[Data entries for graphics]
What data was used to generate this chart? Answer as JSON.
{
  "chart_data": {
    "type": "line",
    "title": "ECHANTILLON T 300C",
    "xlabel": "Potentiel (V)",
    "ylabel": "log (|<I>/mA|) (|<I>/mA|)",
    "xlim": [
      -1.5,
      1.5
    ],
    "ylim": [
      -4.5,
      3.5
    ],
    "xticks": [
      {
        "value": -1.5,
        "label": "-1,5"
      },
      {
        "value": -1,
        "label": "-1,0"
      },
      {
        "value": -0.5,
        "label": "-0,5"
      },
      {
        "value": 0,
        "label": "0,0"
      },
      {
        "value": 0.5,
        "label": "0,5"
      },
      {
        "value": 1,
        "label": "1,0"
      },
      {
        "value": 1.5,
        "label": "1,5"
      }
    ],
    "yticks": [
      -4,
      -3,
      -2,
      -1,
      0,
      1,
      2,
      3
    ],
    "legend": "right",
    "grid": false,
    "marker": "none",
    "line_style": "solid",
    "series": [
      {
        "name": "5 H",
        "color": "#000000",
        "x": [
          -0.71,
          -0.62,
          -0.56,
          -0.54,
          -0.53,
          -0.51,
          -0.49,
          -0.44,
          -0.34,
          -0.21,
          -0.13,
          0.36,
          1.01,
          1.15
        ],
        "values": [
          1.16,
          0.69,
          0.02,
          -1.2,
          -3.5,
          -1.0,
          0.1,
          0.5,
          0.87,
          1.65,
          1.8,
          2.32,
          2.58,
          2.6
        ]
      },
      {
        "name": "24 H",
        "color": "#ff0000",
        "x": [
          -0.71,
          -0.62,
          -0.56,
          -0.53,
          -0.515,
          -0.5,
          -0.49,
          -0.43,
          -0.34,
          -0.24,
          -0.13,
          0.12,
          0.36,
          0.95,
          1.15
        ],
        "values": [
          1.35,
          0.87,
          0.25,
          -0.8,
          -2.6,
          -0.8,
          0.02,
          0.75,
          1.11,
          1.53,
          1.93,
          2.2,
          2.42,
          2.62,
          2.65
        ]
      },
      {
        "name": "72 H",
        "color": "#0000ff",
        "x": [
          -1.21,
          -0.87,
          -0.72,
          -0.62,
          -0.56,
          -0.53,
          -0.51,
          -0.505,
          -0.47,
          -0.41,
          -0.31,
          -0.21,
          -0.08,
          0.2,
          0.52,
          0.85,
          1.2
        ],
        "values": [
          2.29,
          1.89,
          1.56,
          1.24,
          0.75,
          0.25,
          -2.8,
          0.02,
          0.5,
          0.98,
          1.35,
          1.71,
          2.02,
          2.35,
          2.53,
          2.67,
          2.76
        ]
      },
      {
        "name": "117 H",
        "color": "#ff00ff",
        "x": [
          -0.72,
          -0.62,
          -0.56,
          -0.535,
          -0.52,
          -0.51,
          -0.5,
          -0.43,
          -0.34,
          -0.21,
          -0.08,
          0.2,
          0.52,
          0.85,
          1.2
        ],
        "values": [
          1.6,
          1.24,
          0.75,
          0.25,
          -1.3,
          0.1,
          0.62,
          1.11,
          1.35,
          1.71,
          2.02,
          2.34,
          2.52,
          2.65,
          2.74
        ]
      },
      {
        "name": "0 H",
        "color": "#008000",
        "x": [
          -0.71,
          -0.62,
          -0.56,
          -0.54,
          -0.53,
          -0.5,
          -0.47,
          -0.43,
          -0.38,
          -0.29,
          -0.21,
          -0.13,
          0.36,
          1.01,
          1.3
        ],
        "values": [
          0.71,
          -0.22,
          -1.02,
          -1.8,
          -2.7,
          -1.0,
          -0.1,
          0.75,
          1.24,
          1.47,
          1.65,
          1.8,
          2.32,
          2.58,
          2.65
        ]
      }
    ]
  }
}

**Exercise details**
Send back all of the entries exactly, with nothing missing.

**Answer to this exercise**
What data was used to generate this chart? Answer as JSON.
{
  "chart_data": {
    "type": "line",
    "title": "ECHANTILLON T 300C",
    "xlabel": "Potentiel (V)",
    "ylabel": "log (|<I>/mA|) (|<I>/mA|)",
    "xlim": [
      -1.5,
      1.5
    ],
    "ylim": [
      -4.5,
      3.5
    ],
    "xticks": [
      {
        "value": -1.5,
        "label": "-1,5"
      },
      {
        "value": -1,
        "label": "-1,0"
      },
      {
        "value": -0.5,
        "label": "-0,5"
      },
      {
        "value": 0,
        "label": "0,0"
      },
      {
        "value": 0.5,
        "label": "0,5"
      },
      {
        "value": 1,
        "label": "1,0"
      },
      {
        "value": 1.5,
        "label": "1,5"
      }
    ],
    "yticks": [
      -4,
      -3,
      -2,
      -1,
      0,
      1,
      2,
      3
    ],
    "legend": "right",
    "grid": false,
    "marker": "none",
    "line_style": "solid",
    "series": [
      {
        "name": "5 H",
        "color": "#000000",
        "x": [
          -0.71,
          -0.62,
          -0.56,
          -0.54,
          -0.53,
          -0.51,
          -0.49,
          -0.44,
          -0.34,
          -0.21,
          -0.13,
          0.36,
          1.01,
          1.15
        ],
        "values": [
          1.16,
          0.69,
          0.02,
          -1.2,
          -3.5,
          -1.0,
          0.1,
          0.5,
          0.87,
          1.65,
          1.8,
          2.32,
          2.58,
          2.6
        ]
      },
      {
        "name": "24 H",
        "color": "#ff0000",
        "x": [
          -0.71,
          -0.62,
          -0.56,
          -0.53,
          -0.515,
          -0.5,
          -0.49,
          -0.43,
          -0.34,
          -0.24,
          -0.13,
          0.12,
          0.36,
          0.95,
          1.15
        ],
        "values": [
          1.35,
          0.87,
          0.25,
          -0.8,
          -2.6,
          -0.8,
          0.02,
          0.75,
          1.11,
          1.53,
          1.93,
          2.2,
          2.42,
          2.62,
          2.65
        ]
      },
      {
        "name": "72 H",
        "color": "#0000ff",
        "x": [
          -1.21,
          -0.87,
          -0.72,
          -0.62,
          -0.56,
          -0.53,
          -0.51,
          -0.505,
          -0.47,
          -0.41,
          -0.31,
          -0.21,
          -0.08,
          0.2,
          0.52,
          0.85,
          1.2
        ],
        "values": [
          2.29,
          1.89,
          1.56,
          1.24,
          0.75,
          0.25,
          -2.8,
          0.02,
          0.5,
          0.98,
          1.35,
          1.71,
          2.02,
          2.35,
          2.53,
          2.67,
          2.76
        ]
      },
      {
        "name": "117 H",
        "color": "#ff00ff",
        "x": [
          -0.72,
          -0.62,
          -0.56,
          -0.535,
          -0.52,
          -0.51,
          -0.5,
          -0.43,
          -0.34,
          -0.21,
          -0.08,
          0.2,
          0.52,
          0.85,
          1.2
        ],
        "values": [
          1.6,
          1.24,
          0.75,
          0.25,
          -1.3,
          0.1,
          0.62,
          1.11,
          1.35,
          1.71,
          2.02,
          2.34,
          2.52,
          2.65,
          2.74
        ]
      },
      {
        "name": "0 H",
        "color": "#008000",
        "x": [
          -0.71,
          -0.62,
          -0.56,
          -0.54,
          -0.53,
          -0.5,
          -0.47,
          -0.43,
          -0.38,
          -0.29,
          -0.21,
          -0.13,
          0.36,
          1.01,
          1.3
        ],
        "values": [
          0.71,
          -0.22,
          -1.02,
          -1.8,
          -2.7,
          -1.0,
          -0.1,
          0.75,
          1.24,
          1.47,
          1.65,
          1.8,
          2.32,
          2.58,
          2.65
        ]
      }
    ]
  }
}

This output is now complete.